Marie et Vincent, protagonistes bon gré mal gré de ce classique signé Eudeline, hantent les nuits froides de fin décembre, dans le crépitement criard des néons déréglés aux vitrines des sex-shops. Entre Pigalle et Stalingrad, ils zonent le long du dix-huitième, à la recherche parallèle d´une dose, d´un refuge, d´un répit, mais partout, ils trimbalent la galère. Deux corps d´une minceur enfantine, promis de longue date à la mort, se ressemblent et se rassemblent dans leur inéluctabilité. Deux personnes trop cramées pour admettre la montée des sentiments. Marie se cache derrière un anti-cernes, exhibe l´ombre de son tatouage, prend la pose devant les pervers dans les relents d´Angel tourné et fait de son mieux pour oublier le pire. La musique a déserté Vincent, il a les poches vides et des valises sous les yeux, il attend le RMI et le dernier métro. C´est bientôt la fin.
.....
§ Consigne écrite 1: Recopiez, s'il vous plaît, le passage de l'extrait sur Marie et Vincent qui va de « Marie et Vincent, protagonistes » jusqu'à « bientôt la fin. » inclus.

(Données de placement des éléments)
.....
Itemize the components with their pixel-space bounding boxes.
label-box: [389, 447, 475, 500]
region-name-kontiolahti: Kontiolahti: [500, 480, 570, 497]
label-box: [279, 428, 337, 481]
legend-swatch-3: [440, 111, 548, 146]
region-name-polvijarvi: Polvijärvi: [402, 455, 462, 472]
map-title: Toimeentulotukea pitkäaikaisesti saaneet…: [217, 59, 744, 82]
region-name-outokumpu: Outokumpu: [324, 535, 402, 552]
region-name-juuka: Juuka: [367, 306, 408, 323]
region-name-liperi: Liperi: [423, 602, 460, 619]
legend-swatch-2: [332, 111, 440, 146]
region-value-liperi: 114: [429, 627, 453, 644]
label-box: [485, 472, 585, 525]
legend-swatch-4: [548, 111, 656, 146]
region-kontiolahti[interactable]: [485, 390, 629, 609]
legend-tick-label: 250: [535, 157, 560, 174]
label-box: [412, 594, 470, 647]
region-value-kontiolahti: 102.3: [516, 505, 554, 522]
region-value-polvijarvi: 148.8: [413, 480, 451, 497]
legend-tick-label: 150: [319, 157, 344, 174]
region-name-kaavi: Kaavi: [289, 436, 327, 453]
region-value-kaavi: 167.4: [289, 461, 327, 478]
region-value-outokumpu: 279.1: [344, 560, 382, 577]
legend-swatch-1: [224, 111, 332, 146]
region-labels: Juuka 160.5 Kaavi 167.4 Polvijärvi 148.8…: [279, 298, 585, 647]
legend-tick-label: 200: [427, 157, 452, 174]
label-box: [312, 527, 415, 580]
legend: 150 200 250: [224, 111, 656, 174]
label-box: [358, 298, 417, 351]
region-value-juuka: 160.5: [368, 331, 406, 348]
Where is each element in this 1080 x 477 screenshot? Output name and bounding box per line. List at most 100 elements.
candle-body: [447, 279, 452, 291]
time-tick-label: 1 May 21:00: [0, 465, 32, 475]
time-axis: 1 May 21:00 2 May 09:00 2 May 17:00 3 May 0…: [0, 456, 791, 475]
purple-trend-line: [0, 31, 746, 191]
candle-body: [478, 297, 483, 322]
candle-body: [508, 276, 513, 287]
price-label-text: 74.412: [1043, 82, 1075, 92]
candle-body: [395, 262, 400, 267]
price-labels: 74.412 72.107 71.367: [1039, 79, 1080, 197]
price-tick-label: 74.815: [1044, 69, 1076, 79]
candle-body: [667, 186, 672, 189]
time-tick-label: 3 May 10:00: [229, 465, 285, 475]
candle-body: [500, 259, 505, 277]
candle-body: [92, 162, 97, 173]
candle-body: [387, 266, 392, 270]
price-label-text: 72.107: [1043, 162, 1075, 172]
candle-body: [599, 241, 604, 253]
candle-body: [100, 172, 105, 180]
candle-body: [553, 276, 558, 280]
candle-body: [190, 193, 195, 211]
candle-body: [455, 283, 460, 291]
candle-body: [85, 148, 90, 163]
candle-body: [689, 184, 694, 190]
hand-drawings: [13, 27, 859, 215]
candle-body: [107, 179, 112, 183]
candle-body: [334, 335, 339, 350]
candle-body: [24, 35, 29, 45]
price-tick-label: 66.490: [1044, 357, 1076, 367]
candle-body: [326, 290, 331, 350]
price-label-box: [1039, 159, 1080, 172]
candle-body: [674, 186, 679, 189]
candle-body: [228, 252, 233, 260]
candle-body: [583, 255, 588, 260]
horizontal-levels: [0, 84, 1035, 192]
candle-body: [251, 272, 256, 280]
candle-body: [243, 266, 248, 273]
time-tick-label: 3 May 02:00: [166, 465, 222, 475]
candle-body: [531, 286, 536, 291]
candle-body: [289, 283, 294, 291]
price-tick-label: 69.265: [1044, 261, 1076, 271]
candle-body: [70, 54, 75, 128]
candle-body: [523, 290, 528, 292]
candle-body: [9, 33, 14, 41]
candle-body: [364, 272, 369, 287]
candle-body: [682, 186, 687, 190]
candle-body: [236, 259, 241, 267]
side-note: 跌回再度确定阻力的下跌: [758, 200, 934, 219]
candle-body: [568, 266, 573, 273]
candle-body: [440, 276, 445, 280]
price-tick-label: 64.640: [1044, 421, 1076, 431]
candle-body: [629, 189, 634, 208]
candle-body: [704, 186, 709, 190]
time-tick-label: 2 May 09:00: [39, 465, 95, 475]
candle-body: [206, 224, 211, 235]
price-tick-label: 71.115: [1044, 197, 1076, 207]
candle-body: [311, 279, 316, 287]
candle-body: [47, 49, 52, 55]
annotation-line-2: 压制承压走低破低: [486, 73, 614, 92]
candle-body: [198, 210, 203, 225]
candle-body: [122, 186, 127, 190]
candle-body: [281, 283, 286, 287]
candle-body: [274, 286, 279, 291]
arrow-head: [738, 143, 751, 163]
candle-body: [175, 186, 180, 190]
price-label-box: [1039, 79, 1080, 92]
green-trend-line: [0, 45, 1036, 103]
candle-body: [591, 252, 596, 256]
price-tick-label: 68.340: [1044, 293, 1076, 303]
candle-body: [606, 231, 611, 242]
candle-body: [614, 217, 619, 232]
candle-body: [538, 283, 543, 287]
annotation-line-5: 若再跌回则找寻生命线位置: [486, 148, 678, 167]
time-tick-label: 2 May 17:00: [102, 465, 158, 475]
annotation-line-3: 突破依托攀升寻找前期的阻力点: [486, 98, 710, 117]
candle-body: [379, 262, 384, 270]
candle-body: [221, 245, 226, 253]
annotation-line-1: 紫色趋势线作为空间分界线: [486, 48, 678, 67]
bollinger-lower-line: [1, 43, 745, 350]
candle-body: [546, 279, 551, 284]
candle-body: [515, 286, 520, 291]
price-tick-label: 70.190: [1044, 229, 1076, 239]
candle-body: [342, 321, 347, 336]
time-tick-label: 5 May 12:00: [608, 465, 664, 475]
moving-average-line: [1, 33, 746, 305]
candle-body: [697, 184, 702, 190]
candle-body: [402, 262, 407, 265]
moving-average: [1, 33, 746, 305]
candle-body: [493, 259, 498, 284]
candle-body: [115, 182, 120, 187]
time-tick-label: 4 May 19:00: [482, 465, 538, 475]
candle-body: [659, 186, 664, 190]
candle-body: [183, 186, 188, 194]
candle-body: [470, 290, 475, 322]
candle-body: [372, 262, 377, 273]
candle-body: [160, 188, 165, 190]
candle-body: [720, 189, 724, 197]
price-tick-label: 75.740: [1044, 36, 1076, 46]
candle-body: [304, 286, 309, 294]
.....
§ Consigne écrite 2: Reproduisez les enregistrements depuis leur début jusqu'à la ligne contenant « legend-swatch-1: [224, 111, 332, 146] », celle-ci comprise, en y substituant « label-frame » à « label-box ». Ne changez rien d'autre et ne donnez que ces lignes.

§ Réponse complète 1:
Marie et Vincent, protagonistes bon gré mal gré de ce classique signé Eudeline, hantent les nuits froides de fin décembre, dans le crépitement criard des néons déréglés aux vitrines des sex-shops. Entre Pigalle et Stalingrad, ils zonent le long du dix-huitième, à la recherche parallèle d´une dose, d´un refuge, d´un répit, mais partout, ils trimbalent la galère. Deux corps d´une minceur enfantine, promis de longue date à la mort, se ressemblent et se rassemblent dans leur inéluctabilité. Deux personnes trop cramées pour admettre la montée des sentiments. Marie se cache derrière un anti-cernes, exhibe l´ombre de son tatouage, prend la pose devant les pervers dans les relents d´Angel tourné et fait de son mieux pour oublier le pire. La musique a déserté Vincent, il a les poches vides et des valises sous les yeux, il attend le RMI et le dernier métro. C´est bientôt la fin.

§ Réponse complète 2:
Itemize the components with their pixel-space bounding boxes.
label-frame: [389, 447, 475, 500]
region-name-kontiolahti: Kontiolahti: [500, 480, 570, 497]
label-frame: [279, 428, 337, 481]
legend-swatch-3: [440, 111, 548, 146]
region-name-polvijarvi: Polvijärvi: [402, 455, 462, 472]
map-title: Toimeentulotukea pitkäaikaisesti saaneet…: [217, 59, 744, 82]
region-name-outokumpu: Outokumpu: [324, 535, 402, 552]
region-name-juuka: Juuka: [367, 306, 408, 323]
region-name-liperi: Liperi: [423, 602, 460, 619]
legend-swatch-2: [332, 111, 440, 146]
region-value-liperi: 114: [429, 627, 453, 644]
label-frame: [485, 472, 585, 525]
legend-swatch-4: [548, 111, 656, 146]
region-kontiolahti[interactable]: [485, 390, 629, 609]
legend-tick-label: 250: [535, 157, 560, 174]
label-frame: [412, 594, 470, 647]
region-value-kontiolahti: 102.3: [516, 505, 554, 522]
region-value-polvijarvi: 148.8: [413, 480, 451, 497]
legend-tick-label: 150: [319, 157, 344, 174]
region-name-kaavi: Kaavi: [289, 436, 327, 453]
region-value-kaavi: 167.4: [289, 461, 327, 478]
region-value-outokumpu: 279.1: [344, 560, 382, 577]
legend-swatch-1: [224, 111, 332, 146]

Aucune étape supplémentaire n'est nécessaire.